-- begin Record excerpts --

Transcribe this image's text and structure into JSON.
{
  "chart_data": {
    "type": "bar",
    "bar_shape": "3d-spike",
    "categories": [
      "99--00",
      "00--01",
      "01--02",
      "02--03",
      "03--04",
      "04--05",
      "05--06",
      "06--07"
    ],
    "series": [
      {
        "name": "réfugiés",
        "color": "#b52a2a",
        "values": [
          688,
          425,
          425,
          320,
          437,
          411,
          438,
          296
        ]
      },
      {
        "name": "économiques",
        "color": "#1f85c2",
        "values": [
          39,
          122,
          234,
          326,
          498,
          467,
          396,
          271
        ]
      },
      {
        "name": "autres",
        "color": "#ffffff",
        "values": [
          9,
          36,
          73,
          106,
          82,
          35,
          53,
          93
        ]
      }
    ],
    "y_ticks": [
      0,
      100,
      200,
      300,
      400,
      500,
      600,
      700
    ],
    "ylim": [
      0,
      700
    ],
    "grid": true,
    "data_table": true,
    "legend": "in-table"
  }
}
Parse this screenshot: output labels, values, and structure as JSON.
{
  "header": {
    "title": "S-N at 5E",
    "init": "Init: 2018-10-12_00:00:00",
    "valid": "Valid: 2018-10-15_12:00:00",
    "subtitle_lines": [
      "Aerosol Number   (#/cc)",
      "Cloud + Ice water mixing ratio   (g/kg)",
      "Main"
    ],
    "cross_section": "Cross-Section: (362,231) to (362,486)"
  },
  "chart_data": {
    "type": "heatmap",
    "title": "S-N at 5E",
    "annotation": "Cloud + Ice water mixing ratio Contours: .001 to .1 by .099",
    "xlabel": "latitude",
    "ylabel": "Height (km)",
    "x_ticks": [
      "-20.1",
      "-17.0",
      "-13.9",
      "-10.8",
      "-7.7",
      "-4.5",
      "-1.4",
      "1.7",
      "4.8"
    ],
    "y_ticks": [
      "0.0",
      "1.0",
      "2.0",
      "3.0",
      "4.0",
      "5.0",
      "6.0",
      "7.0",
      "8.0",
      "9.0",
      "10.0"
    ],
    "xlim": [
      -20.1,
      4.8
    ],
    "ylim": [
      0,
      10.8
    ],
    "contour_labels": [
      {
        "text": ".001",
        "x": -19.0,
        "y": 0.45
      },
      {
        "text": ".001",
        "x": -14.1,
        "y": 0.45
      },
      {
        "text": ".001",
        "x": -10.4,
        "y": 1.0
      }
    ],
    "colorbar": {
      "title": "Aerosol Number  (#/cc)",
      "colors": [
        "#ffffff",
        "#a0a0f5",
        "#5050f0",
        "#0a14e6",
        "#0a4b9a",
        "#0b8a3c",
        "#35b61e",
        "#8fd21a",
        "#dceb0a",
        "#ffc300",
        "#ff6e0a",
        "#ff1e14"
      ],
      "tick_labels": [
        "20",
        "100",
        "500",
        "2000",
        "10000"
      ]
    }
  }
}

-- end Record excerpts --

=== Problem ===
Indicate how many lines of the material include the word "this"; the number alone is required.

=== Correct output ===
2